* REQUIRED WORK
Return all lines below containing the word "structure".

* DATA TO PROCESS
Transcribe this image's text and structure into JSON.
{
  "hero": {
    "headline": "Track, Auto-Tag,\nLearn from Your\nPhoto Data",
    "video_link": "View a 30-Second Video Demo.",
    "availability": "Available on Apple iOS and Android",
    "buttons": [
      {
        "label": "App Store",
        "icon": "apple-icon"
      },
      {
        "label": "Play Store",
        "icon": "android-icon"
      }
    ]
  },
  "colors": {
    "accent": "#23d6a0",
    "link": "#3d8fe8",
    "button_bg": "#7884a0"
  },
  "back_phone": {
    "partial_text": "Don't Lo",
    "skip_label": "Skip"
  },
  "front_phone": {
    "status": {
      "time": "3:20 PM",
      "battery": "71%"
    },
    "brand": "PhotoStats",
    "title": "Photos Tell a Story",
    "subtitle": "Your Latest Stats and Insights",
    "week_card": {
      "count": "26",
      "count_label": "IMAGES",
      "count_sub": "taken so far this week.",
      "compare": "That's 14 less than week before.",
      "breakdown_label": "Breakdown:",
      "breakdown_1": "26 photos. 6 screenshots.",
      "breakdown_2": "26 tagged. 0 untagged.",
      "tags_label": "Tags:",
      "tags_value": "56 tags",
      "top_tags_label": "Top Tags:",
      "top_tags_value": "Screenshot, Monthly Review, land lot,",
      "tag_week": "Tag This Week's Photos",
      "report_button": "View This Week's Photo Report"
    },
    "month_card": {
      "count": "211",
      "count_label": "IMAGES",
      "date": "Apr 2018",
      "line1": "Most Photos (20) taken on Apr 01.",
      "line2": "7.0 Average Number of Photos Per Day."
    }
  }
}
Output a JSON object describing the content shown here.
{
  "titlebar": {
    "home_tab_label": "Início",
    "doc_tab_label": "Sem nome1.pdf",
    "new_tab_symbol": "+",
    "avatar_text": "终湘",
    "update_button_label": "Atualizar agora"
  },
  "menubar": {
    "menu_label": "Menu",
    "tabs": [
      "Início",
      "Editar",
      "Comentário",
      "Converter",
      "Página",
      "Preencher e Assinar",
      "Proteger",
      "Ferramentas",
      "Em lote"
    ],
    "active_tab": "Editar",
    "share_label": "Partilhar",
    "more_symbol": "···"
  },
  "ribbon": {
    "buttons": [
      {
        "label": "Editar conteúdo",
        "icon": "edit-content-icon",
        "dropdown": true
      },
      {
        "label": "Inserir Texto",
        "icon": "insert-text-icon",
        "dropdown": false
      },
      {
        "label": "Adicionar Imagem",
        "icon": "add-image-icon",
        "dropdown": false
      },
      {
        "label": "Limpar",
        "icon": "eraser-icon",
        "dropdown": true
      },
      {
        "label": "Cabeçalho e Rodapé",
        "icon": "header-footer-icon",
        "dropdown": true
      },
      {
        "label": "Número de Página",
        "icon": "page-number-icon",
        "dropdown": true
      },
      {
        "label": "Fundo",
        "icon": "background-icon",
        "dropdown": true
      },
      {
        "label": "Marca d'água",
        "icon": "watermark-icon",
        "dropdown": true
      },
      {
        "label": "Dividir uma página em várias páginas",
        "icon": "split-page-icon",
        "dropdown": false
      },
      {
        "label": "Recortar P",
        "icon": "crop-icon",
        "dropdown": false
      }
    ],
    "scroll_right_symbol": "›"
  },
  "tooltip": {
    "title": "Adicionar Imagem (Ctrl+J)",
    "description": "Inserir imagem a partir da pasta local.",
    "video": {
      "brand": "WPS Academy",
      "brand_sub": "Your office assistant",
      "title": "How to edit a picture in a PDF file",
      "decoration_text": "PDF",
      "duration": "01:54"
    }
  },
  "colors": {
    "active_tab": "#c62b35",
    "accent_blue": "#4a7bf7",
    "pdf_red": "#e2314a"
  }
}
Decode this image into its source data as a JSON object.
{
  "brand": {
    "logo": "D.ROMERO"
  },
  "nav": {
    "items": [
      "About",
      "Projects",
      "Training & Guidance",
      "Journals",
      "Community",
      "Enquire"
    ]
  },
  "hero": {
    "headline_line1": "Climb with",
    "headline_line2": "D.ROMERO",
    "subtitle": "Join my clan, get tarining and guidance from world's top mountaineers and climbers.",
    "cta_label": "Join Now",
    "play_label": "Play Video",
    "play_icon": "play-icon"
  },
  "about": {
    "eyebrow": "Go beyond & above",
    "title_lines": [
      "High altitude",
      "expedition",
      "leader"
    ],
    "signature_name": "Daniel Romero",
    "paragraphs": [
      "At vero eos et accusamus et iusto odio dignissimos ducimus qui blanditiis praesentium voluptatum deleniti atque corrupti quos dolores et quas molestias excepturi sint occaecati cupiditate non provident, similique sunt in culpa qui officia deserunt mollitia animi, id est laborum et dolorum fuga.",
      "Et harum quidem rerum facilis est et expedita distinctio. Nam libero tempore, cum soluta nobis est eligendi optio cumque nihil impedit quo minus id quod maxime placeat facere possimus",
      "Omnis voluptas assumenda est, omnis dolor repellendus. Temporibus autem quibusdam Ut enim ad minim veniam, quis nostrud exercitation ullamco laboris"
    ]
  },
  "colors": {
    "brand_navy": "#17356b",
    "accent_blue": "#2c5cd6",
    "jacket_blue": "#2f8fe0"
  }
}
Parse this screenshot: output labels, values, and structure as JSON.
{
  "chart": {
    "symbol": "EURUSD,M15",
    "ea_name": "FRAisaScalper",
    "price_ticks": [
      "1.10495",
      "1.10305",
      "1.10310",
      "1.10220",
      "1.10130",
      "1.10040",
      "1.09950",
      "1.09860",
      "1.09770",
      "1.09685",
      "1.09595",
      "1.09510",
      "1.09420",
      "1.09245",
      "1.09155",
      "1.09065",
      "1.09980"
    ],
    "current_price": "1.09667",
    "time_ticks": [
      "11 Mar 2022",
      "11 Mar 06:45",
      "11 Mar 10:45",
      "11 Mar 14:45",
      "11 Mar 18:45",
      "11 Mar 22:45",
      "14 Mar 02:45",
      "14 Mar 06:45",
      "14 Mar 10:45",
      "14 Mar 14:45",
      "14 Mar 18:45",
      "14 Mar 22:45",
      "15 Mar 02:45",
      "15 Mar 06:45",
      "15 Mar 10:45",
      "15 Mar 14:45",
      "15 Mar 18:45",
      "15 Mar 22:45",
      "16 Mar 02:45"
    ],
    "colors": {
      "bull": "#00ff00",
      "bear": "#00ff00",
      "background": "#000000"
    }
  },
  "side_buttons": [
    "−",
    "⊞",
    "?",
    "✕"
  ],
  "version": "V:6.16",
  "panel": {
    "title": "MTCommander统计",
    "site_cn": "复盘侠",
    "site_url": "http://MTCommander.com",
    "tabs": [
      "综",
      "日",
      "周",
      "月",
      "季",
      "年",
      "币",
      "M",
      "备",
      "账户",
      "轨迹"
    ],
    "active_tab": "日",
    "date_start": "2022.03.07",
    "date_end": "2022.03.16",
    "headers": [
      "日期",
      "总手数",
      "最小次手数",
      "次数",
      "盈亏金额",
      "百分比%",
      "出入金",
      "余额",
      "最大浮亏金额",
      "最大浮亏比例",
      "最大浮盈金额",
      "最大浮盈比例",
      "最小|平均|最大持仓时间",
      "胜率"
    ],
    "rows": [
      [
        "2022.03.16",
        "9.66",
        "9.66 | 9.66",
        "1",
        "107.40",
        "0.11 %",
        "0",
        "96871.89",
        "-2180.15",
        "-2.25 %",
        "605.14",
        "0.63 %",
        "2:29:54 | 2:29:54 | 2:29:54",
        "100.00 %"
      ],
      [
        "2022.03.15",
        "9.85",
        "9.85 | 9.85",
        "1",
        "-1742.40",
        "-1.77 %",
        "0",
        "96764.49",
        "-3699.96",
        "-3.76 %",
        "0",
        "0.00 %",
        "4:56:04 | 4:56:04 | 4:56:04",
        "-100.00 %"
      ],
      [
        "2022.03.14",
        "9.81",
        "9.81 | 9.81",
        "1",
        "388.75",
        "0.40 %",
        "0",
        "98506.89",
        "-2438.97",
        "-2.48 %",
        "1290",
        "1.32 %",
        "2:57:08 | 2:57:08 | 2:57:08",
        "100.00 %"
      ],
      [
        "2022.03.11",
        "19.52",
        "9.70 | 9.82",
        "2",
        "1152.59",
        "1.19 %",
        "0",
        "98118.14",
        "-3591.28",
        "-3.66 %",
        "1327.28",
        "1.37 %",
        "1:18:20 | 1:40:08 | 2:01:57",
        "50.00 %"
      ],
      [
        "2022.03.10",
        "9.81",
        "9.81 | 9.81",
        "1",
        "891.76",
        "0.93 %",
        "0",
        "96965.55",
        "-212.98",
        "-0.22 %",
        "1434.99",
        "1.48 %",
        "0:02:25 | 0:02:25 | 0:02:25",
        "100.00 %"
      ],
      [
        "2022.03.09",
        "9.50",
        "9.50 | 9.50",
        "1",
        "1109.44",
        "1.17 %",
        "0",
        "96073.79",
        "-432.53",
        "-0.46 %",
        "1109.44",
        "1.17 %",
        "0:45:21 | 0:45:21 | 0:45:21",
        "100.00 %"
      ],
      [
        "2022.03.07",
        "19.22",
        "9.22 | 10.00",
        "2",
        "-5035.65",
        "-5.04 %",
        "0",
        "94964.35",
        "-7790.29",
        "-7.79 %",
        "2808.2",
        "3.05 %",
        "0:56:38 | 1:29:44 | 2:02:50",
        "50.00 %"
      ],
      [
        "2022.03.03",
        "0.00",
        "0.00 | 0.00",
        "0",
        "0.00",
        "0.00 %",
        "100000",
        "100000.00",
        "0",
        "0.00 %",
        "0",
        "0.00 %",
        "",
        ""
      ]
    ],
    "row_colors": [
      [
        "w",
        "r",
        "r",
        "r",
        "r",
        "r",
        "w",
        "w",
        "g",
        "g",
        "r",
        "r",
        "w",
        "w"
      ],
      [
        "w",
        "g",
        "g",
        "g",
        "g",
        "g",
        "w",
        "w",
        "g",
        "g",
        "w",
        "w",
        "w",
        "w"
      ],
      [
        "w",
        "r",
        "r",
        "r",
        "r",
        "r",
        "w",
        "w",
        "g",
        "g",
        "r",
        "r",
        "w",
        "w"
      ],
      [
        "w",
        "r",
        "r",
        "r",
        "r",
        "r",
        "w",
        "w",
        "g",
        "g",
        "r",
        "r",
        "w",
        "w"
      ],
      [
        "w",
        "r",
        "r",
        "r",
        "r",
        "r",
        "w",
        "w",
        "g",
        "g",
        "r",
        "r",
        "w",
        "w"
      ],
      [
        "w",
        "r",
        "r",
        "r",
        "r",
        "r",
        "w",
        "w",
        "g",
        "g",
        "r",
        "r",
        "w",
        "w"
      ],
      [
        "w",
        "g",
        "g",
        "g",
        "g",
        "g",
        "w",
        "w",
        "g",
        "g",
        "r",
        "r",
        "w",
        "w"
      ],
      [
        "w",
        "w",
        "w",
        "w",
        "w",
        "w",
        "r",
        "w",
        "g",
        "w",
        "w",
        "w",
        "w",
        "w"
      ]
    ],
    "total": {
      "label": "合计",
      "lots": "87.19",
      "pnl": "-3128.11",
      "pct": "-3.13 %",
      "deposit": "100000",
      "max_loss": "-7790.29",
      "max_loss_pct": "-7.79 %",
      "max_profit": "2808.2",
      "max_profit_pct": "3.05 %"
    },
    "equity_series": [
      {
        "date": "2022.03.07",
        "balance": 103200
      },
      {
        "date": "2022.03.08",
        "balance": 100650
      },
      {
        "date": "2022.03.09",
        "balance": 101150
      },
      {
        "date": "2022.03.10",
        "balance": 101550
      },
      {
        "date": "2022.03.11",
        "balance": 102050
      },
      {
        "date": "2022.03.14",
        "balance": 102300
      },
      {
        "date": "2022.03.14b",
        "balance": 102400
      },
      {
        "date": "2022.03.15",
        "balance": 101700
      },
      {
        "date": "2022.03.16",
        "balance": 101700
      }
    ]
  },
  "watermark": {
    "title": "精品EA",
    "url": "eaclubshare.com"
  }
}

* THE REPLY
Transcribe this image's text and structure into JSON.
Parse this screenshot: output labels, values, and structure as JSON.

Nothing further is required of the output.